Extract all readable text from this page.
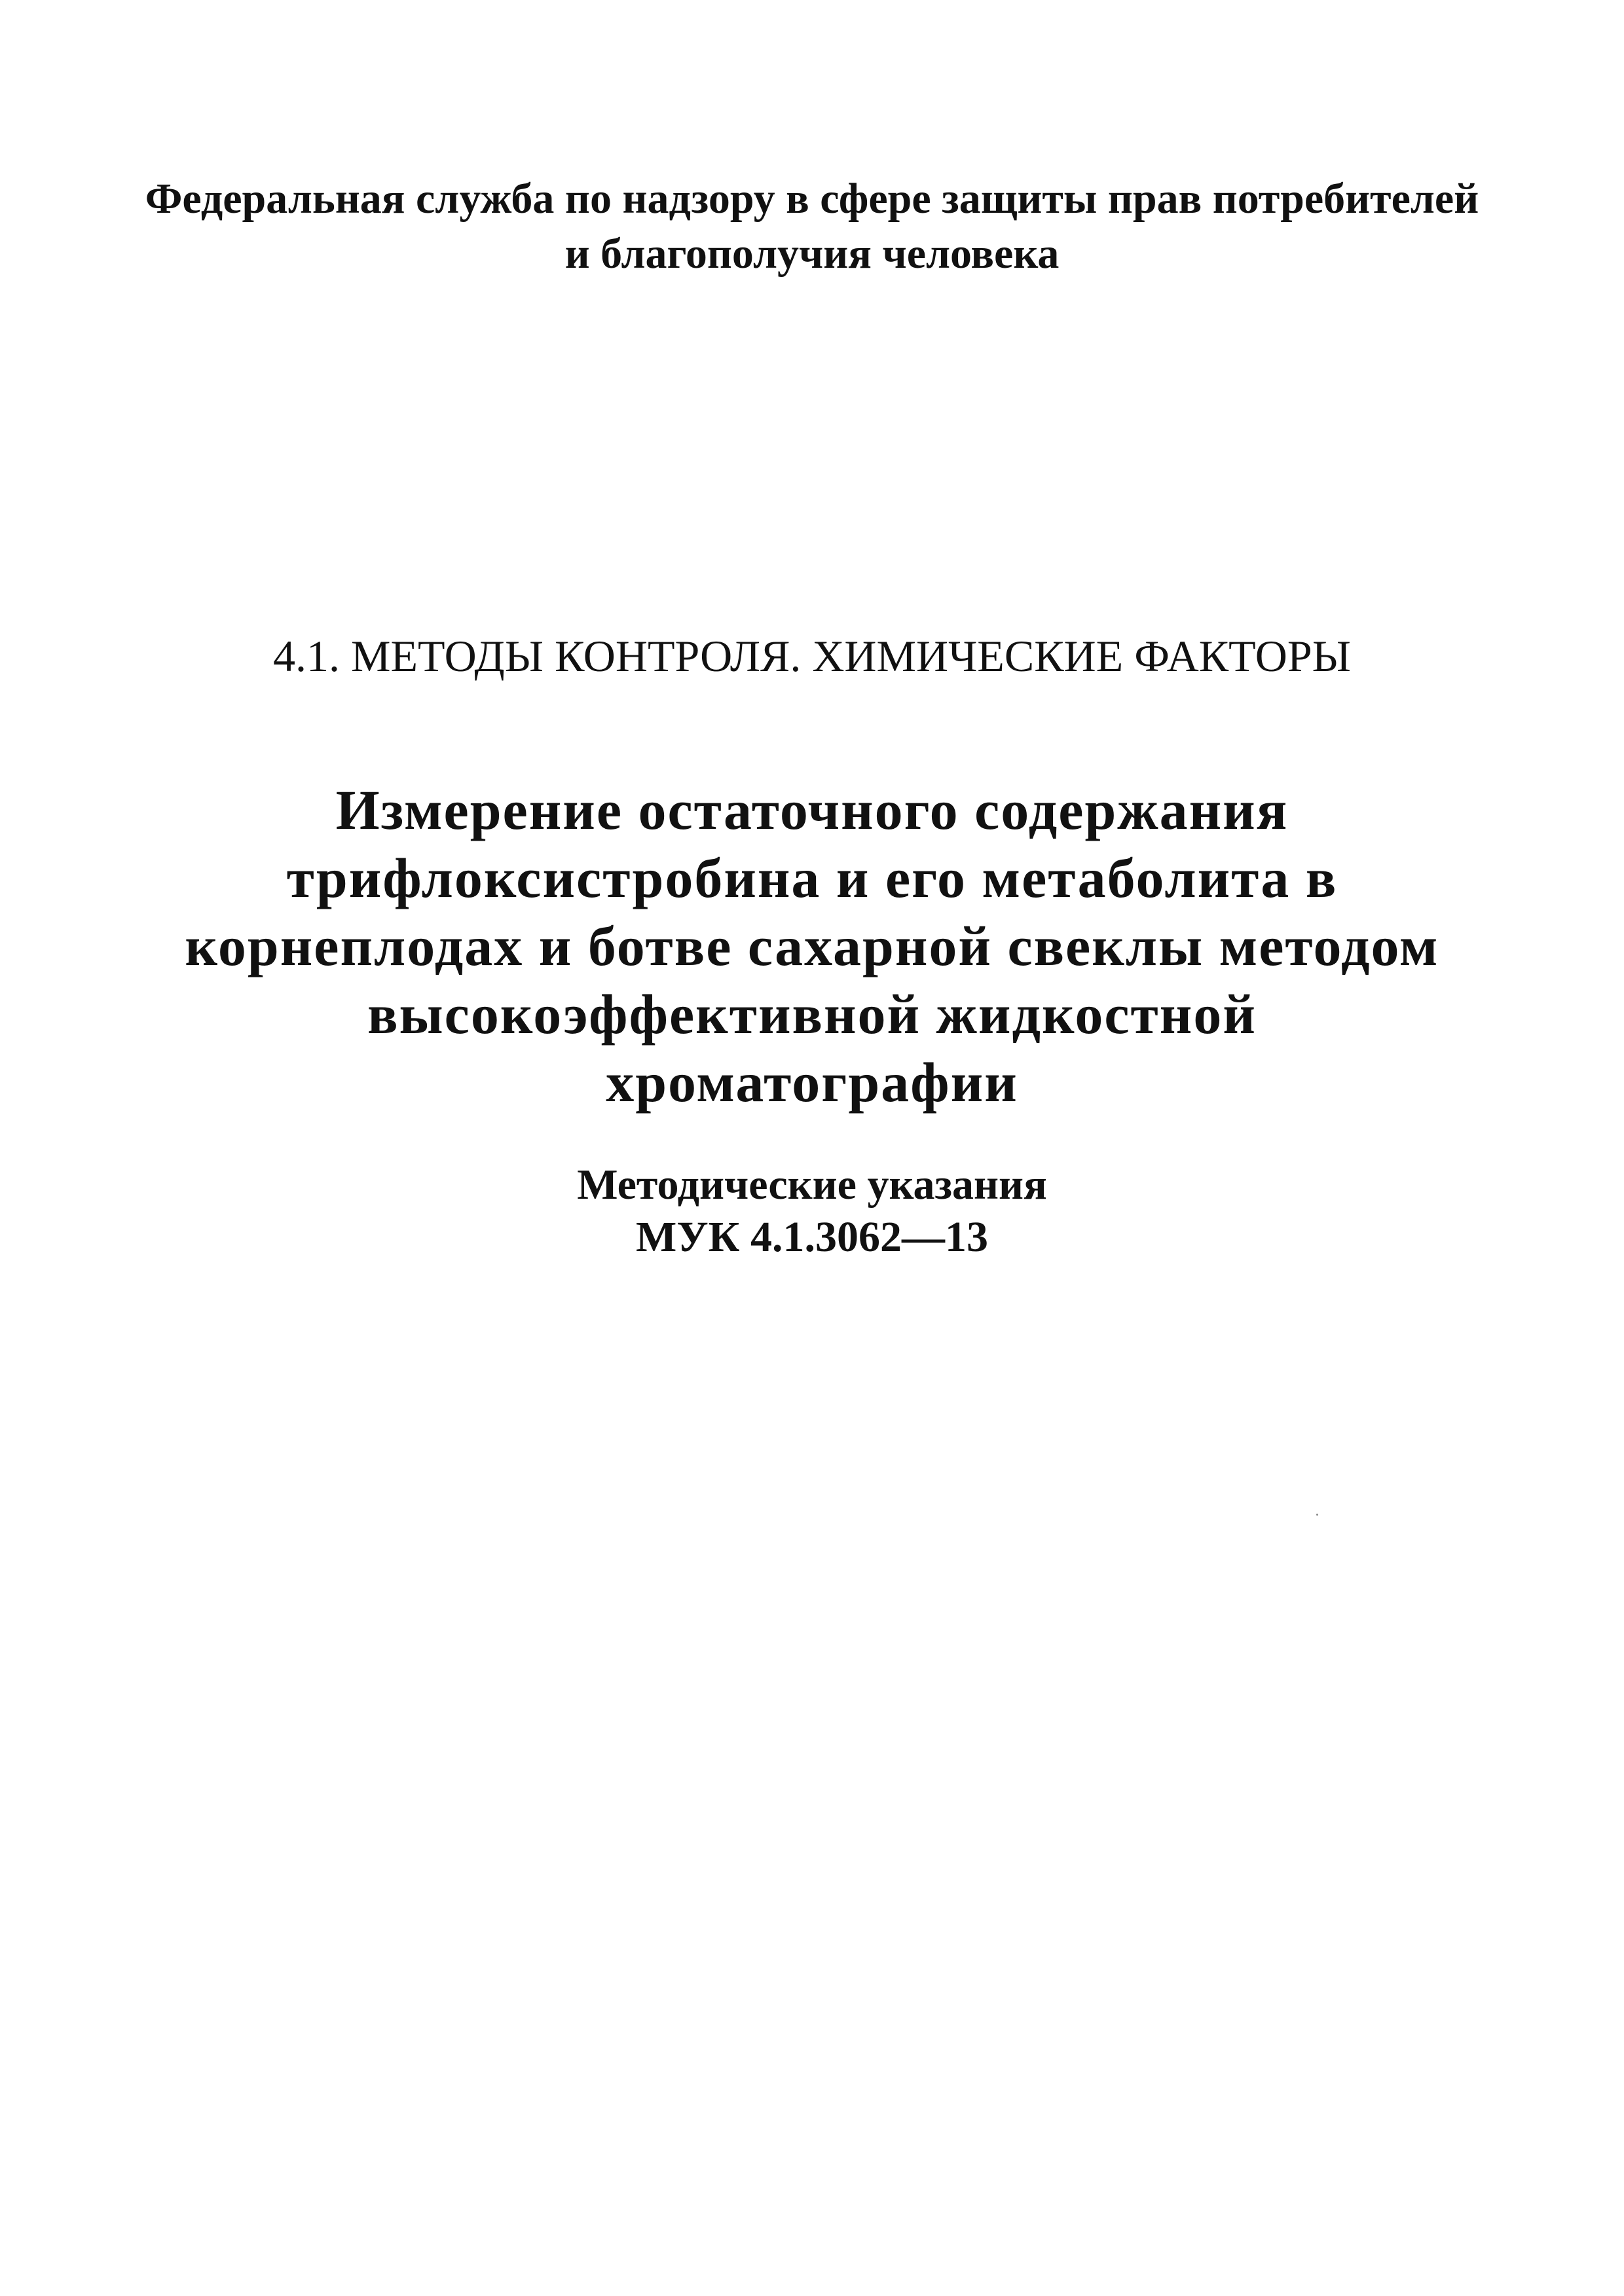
Федеральная служба по надзору в сфере защиты прав потребителей
и благополучия человека
4.1. МЕТОДЫ КОНТРОЛЯ. ХИМИЧЕСКИЕ ФАКТОРЫ
Измерение остаточного содержания
трифлоксистробина и его метаболита в
корнеплодах и ботве сахарной свеклы методом
высокоэффективной жидкостной
хроматографии
Методические указания
МУК 4.1.3062—13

■ Aim ■
Restate the entire listing word for word, excluding pictures.

■ Solved problem ■
Extract all readable text from this page.
Федеральная служба по надзору в сфере защиты прав потребителей
и благополучия человека
4.1. МЕТОДЫ КОНТРОЛЯ. ХИМИЧЕСКИЕ ФАКТОРЫ
Измерение остаточного содержания
трифлоксистробина и его метаболита в
корнеплодах и ботве сахарной свеклы методом
высокоэффективной жидкостной
хроматографии
Методические указания
МУК 4.1.3062—13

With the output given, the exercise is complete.